Problem details: Only lines with the word "εἶχον" are needed; collect each of them from the listing below.

(Recorded data)

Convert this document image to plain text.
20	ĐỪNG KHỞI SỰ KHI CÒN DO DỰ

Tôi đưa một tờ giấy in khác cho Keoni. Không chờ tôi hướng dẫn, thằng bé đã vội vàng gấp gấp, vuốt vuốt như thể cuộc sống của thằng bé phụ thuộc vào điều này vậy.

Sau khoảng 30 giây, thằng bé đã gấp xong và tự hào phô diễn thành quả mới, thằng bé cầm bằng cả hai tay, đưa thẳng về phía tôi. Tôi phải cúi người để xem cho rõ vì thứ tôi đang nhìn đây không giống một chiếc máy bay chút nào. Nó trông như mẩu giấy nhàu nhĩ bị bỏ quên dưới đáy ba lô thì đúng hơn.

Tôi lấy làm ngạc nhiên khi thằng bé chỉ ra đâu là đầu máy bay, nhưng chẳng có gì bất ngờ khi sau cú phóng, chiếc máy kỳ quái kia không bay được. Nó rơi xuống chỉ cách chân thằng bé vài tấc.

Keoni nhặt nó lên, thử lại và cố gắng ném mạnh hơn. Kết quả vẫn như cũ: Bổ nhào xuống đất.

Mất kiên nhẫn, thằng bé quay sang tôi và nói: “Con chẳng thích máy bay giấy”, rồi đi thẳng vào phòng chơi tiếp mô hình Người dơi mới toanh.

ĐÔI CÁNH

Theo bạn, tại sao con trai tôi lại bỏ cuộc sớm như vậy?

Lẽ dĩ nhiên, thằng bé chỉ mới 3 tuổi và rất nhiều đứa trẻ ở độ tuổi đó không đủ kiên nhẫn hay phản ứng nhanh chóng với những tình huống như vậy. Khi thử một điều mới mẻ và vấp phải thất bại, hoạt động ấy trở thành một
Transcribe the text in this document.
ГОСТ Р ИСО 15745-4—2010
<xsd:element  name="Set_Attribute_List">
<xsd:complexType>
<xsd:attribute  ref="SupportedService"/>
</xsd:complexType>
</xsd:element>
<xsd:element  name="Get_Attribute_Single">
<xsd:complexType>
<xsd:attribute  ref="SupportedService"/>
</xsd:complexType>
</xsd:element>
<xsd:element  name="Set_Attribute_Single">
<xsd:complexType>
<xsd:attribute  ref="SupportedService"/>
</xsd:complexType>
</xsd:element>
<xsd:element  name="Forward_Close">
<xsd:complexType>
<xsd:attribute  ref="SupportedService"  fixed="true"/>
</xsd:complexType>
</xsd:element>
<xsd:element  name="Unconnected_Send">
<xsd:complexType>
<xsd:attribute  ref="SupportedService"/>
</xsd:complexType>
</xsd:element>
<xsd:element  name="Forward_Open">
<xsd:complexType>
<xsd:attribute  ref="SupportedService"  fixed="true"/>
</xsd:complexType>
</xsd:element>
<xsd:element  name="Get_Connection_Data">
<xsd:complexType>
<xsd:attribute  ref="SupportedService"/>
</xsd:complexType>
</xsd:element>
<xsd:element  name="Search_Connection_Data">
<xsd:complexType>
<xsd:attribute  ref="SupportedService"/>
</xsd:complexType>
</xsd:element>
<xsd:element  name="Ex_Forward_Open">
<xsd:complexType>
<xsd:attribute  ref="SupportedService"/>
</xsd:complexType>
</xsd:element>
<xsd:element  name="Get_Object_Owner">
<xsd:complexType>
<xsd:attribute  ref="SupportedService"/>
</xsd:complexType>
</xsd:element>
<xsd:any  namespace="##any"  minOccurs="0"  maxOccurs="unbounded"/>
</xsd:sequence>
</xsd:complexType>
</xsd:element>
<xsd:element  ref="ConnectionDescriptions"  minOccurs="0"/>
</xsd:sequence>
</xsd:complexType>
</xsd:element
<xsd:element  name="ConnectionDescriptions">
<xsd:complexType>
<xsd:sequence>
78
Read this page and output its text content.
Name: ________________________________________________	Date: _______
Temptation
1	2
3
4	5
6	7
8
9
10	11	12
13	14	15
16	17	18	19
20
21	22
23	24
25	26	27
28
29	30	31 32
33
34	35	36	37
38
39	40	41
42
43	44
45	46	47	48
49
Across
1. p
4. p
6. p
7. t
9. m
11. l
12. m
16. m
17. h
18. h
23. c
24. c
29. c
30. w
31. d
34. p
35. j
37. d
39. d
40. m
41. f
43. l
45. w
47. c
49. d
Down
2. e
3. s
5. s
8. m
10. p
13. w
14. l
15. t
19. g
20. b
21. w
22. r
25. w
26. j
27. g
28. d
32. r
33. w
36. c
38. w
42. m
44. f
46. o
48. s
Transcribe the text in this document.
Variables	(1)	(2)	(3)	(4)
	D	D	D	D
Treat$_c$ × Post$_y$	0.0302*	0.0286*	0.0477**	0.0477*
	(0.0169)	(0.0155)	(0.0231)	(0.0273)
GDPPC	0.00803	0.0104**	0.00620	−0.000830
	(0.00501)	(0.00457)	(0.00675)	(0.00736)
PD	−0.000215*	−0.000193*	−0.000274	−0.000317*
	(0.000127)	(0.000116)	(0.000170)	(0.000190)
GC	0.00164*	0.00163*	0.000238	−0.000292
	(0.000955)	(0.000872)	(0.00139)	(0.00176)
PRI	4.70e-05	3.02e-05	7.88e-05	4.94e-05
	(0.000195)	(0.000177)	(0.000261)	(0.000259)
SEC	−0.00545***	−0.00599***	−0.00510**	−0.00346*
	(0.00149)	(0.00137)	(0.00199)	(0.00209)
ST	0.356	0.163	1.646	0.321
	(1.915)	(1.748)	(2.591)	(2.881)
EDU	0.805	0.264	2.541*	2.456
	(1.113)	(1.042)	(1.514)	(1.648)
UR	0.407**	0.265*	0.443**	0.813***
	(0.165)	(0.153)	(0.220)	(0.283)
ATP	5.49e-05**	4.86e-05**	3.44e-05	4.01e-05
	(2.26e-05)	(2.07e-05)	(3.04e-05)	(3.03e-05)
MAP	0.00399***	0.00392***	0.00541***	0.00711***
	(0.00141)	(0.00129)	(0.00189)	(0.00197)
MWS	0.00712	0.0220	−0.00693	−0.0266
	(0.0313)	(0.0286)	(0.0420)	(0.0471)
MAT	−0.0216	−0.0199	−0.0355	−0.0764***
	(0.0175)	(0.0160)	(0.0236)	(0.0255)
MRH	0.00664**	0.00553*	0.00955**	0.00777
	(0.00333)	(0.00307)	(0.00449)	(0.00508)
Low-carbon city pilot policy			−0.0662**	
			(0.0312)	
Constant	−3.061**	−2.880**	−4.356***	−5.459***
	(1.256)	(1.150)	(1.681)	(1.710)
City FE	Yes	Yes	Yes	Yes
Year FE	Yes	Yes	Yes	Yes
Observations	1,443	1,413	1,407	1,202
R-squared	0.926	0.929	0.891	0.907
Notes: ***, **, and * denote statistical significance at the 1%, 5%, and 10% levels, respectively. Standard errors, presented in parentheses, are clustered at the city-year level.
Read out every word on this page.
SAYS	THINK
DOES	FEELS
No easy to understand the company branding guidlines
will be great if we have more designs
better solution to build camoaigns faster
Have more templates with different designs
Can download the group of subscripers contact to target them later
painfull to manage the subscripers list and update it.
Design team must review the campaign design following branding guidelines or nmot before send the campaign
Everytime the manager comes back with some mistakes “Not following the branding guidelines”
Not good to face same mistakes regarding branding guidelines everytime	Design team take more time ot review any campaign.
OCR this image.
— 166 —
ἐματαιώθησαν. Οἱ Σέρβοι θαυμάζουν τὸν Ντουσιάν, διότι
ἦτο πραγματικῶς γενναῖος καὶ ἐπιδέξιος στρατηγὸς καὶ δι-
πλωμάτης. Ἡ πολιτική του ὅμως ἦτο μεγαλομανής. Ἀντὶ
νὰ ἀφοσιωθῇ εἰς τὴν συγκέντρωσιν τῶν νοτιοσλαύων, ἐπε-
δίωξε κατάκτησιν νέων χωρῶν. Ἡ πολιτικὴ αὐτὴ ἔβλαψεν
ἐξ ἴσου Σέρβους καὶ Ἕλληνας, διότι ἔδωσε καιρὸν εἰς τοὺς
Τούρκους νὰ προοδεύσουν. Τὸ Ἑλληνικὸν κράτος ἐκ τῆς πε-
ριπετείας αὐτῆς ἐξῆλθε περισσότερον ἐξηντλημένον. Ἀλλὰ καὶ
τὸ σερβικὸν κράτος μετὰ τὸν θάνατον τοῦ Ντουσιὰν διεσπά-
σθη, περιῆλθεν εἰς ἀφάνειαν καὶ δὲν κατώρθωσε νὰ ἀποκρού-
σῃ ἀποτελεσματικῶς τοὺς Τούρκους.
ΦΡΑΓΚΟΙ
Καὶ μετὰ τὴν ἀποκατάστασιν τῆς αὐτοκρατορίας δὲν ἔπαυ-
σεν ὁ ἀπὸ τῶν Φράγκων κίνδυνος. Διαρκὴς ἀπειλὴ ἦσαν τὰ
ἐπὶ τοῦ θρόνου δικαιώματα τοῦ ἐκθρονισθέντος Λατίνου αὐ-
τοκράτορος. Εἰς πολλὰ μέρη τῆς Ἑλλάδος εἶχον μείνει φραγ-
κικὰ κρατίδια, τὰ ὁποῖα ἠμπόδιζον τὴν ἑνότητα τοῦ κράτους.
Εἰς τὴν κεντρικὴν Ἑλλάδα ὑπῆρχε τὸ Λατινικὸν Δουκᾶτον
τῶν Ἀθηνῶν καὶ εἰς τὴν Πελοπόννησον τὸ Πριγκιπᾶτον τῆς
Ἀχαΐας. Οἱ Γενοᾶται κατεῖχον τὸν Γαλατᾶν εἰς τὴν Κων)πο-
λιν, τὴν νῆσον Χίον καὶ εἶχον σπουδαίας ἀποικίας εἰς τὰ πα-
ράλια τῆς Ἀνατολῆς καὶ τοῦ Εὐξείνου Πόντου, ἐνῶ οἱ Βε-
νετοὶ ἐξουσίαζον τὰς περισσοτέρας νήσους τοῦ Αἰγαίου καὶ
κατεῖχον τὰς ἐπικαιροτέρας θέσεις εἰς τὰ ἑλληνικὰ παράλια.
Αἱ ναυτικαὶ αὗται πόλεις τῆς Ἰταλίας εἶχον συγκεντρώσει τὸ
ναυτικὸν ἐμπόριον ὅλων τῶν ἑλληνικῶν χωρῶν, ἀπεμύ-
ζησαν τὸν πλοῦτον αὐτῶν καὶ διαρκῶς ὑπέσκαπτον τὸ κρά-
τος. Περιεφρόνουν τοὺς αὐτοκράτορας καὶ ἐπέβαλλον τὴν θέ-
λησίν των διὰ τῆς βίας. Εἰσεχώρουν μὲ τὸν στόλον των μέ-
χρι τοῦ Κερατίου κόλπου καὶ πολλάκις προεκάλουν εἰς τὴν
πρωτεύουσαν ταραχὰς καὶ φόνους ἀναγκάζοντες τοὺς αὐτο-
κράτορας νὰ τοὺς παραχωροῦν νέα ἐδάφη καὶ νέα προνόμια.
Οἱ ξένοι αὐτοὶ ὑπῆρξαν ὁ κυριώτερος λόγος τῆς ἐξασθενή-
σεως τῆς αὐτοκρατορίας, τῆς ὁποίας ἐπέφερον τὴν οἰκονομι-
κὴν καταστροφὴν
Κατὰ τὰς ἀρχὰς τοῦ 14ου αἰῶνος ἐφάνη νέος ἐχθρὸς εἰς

Solution to this problem:
τοκράτορος. Εἰς πολλὰ μέρη τῆς Ἑλλάδος εἶχον μείνει φραγ-
λιν, τὴν νῆσον Χίον καὶ εἶχον σπουδαίας ἀποικίας εἰς τὰ πα-
Αἱ ναυτικαὶ αὗται πόλεις τῆς Ἰταλίας εἶχον συγκεντρώσει τὸ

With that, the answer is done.